* Problem to work on
Every entry must be echoed exactly.

[start Information supplied]

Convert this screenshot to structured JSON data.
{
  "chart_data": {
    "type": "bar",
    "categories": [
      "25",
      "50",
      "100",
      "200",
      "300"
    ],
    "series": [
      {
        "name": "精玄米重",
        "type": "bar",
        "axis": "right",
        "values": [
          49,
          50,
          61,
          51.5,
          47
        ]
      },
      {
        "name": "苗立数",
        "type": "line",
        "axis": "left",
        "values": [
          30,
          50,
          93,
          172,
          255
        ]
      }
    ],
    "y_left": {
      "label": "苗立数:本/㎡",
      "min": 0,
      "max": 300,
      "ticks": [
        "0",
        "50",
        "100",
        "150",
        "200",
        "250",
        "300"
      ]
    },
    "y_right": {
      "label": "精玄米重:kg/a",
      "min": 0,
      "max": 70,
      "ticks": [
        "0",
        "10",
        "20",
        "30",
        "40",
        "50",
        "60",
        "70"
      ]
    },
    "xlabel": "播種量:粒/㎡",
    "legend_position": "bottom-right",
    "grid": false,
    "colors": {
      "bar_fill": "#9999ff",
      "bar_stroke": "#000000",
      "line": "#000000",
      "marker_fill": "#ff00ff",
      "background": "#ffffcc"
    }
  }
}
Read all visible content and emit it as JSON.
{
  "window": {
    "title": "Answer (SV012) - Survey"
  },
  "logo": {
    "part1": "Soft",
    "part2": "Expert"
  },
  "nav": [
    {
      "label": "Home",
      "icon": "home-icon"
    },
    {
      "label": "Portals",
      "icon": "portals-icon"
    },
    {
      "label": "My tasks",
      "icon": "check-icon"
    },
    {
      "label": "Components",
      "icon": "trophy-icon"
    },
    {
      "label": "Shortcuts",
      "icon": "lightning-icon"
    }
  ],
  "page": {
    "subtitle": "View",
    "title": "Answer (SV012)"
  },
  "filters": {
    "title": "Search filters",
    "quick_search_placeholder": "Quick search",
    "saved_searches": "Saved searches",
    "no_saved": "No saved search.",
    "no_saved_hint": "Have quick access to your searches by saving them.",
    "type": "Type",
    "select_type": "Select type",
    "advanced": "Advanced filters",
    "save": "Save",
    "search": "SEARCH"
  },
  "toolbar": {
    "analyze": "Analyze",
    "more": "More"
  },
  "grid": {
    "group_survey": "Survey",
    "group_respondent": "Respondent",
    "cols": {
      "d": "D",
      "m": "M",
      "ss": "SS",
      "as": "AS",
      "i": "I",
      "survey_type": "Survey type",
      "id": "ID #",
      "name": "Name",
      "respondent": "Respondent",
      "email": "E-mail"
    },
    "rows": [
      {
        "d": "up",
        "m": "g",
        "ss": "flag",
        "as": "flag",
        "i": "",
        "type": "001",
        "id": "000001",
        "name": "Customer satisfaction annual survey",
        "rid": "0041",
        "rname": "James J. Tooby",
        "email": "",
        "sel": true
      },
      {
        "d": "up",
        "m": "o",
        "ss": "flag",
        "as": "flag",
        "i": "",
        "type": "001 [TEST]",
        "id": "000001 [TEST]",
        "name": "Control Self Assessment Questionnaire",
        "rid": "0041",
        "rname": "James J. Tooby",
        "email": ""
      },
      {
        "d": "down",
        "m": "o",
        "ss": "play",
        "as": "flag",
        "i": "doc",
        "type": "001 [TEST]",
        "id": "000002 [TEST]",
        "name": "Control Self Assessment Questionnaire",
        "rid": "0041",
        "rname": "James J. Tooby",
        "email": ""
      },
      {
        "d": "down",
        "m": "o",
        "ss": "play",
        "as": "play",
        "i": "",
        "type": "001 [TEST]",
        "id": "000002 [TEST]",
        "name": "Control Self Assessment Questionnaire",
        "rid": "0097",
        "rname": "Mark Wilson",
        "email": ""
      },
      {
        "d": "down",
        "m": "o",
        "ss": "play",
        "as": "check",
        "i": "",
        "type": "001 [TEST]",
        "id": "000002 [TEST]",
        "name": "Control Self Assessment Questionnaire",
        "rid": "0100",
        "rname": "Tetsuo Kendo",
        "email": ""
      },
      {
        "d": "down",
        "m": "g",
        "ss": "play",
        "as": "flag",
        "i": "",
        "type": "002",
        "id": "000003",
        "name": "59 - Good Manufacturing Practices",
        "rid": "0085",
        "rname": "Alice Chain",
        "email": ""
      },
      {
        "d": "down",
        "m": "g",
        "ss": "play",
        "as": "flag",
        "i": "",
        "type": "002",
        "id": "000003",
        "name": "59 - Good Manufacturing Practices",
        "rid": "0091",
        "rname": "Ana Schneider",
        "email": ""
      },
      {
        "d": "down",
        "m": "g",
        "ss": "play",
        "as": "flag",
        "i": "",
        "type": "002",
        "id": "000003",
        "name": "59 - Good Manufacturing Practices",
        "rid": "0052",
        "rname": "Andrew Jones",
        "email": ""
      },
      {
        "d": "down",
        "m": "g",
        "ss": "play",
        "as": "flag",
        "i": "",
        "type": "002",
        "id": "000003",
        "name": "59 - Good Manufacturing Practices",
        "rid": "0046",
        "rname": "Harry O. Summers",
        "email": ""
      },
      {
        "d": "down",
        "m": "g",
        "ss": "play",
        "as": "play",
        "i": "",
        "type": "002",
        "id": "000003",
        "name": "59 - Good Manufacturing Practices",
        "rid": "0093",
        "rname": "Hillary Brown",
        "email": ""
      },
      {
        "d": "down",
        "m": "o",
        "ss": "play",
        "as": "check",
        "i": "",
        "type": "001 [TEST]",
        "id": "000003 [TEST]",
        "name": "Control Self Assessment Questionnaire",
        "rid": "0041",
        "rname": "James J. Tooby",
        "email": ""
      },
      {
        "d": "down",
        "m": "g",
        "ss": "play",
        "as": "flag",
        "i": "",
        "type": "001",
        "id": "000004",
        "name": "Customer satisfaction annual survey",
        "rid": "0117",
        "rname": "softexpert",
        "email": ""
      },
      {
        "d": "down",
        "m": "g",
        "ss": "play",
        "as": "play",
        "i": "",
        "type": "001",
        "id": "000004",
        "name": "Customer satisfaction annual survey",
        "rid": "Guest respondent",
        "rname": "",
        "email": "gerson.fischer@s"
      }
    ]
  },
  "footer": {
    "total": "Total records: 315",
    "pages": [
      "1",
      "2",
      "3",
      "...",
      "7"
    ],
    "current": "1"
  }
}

[end Information supplied]

* Result below
Convert this screenshot to structured JSON data.
{
  "chart_data": {
    "type": "bar",
    "categories": [
      "25",
      "50",
      "100",
      "200",
      "300"
    ],
    "series": [
      {
        "name": "精玄米重",
        "type": "bar",
        "axis": "right",
        "values": [
          49,
          50,
          61,
          51.5,
          47
        ]
      },
      {
        "name": "苗立数",
        "type": "line",
        "axis": "left",
        "values": [
          30,
          50,
          93,
          172,
          255
        ]
      }
    ],
    "y_left": {
      "label": "苗立数:本/㎡",
      "min": 0,
      "max": 300,
      "ticks": [
        "0",
        "50",
        "100",
        "150",
        "200",
        "250",
        "300"
      ]
    },
    "y_right": {
      "label": "精玄米重:kg/a",
      "min": 0,
      "max": 70,
      "ticks": [
        "0",
        "10",
        "20",
        "30",
        "40",
        "50",
        "60",
        "70"
      ]
    },
    "xlabel": "播種量:粒/㎡",
    "legend_position": "bottom-right",
    "grid": false,
    "colors": {
      "bar_fill": "#9999ff",
      "bar_stroke": "#000000",
      "line": "#000000",
      "marker_fill": "#ff00ff",
      "background": "#ffffcc"
    }
  }
}
Read all visible content and emit it as JSON.
{
  "window": {
    "title": "Answer (SV012) - Survey"
  },
  "logo": {
    "part1": "Soft",
    "part2": "Expert"
  },
  "nav": [
    {
      "label": "Home",
      "icon": "home-icon"
    },
    {
      "label": "Portals",
      "icon": "portals-icon"
    },
    {
      "label": "My tasks",
      "icon": "check-icon"
    },
    {
      "label": "Components",
      "icon": "trophy-icon"
    },
    {
      "label": "Shortcuts",
      "icon": "lightning-icon"
    }
  ],
  "page": {
    "subtitle": "View",
    "title": "Answer (SV012)"
  },
  "filters": {
    "title": "Search filters",
    "quick_search_placeholder": "Quick search",
    "saved_searches": "Saved searches",
    "no_saved": "No saved search.",
    "no_saved_hint": "Have quick access to your searches by saving them.",
    "type": "Type",
    "select_type": "Select type",
    "advanced": "Advanced filters",
    "save": "Save",
    "search": "SEARCH"
  },
  "toolbar": {
    "analyze": "Analyze",
    "more": "More"
  },
  "grid": {
    "group_survey": "Survey",
    "group_respondent": "Respondent",
    "cols": {
      "d": "D",
      "m": "M",
      "ss": "SS",
      "as": "AS",
      "i": "I",
      "survey_type": "Survey type",
      "id": "ID #",
      "name": "Name",
      "respondent": "Respondent",
      "email": "E-mail"
    },
    "rows": [
      {
        "d": "up",
        "m": "g",
        "ss": "flag",
        "as": "flag",
        "i": "",
        "type": "001",
        "id": "000001",
        "name": "Customer satisfaction annual survey",
        "rid": "0041",
        "rname": "James J. Tooby",
        "email": "",
        "sel": true
      },
      {
        "d": "up",
        "m": "o",
        "ss": "flag",
        "as": "flag",
        "i": "",
        "type": "001 [TEST]",
        "id": "000001 [TEST]",
        "name": "Control Self Assessment Questionnaire",
        "rid": "0041",
        "rname": "James J. Tooby",
        "email": ""
      },
      {
        "d": "down",
        "m": "o",
        "ss": "play",
        "as": "flag",
        "i": "doc",
        "type": "001 [TEST]",
        "id": "000002 [TEST]",
        "name": "Control Self Assessment Questionnaire",
        "rid": "0041",
        "rname": "James J. Tooby",
        "email": ""
      },
      {
        "d": "down",
        "m": "o",
        "ss": "play",
        "as": "play",
        "i": "",
        "type": "001 [TEST]",
        "id": "000002 [TEST]",
        "name": "Control Self Assessment Questionnaire",
        "rid": "0097",
        "rname": "Mark Wilson",
        "email": ""
      },
      {
        "d": "down",
        "m": "o",
        "ss": "play",
        "as": "check",
        "i": "",
        "type": "001 [TEST]",
        "id": "000002 [TEST]",
        "name": "Control Self Assessment Questionnaire",
        "rid": "0100",
        "rname": "Tetsuo Kendo",
        "email": ""
      },
      {
        "d": "down",
        "m": "g",
        "ss": "play",
        "as": "flag",
        "i": "",
        "type": "002",
        "id": "000003",
        "name": "59 - Good Manufacturing Practices",
        "rid": "0085",
        "rname": "Alice Chain",
        "email": ""
      },
      {
        "d": "down",
        "m": "g",
        "ss": "play",
        "as": "flag",
        "i": "",
        "type": "002",
        "id": "000003",
        "name": "59 - Good Manufacturing Practices",
        "rid": "0091",
        "rname": "Ana Schneider",
        "email": ""
      },
      {
        "d": "down",
        "m": "g",
        "ss": "play",
        "as": "flag",
        "i": "",
        "type": "002",
        "id": "000003",
        "name": "59 - Good Manufacturing Practices",
        "rid": "0052",
        "rname": "Andrew Jones",
        "email": ""
      },
      {
        "d": "down",
        "m": "g",
        "ss": "play",
        "as": "flag",
        "i": "",
        "type": "002",
        "id": "000003",
        "name": "59 - Good Manufacturing Practices",
        "rid": "0046",
        "rname": "Harry O. Summers",
        "email": ""
      },
      {
        "d": "down",
        "m": "g",
        "ss": "play",
        "as": "play",
        "i": "",
        "type": "002",
        "id": "000003",
        "name": "59 - Good Manufacturing Practices",
        "rid": "0093",
        "rname": "Hillary Brown",
        "email": ""
      },
      {
        "d": "down",
        "m": "o",
        "ss": "play",
        "as": "check",
        "i": "",
        "type": "001 [TEST]",
        "id": "000003 [TEST]",
        "name": "Control Self Assessment Questionnaire",
        "rid": "0041",
        "rname": "James J. Tooby",
        "email": ""
      },
      {
        "d": "down",
        "m": "g",
        "ss": "play",
        "as": "flag",
        "i": "",
        "type": "001",
        "id": "000004",
        "name": "Customer satisfaction annual survey",
        "rid": "0117",
        "rname": "softexpert",
        "email": ""
      },
      {
        "d": "down",
        "m": "g",
        "ss": "play",
        "as": "play",
        "i": "",
        "type": "001",
        "id": "000004",
        "name": "Customer satisfaction annual survey",
        "rid": "Guest respondent",
        "rname": "",
        "email": "gerson.fischer@s"
      }
    ]
  },
  "footer": {
    "total": "Total records: 315",
    "pages": [
      "1",
      "2",
      "3",
      "...",
      "7"
    ],
    "current": "1"
  }
}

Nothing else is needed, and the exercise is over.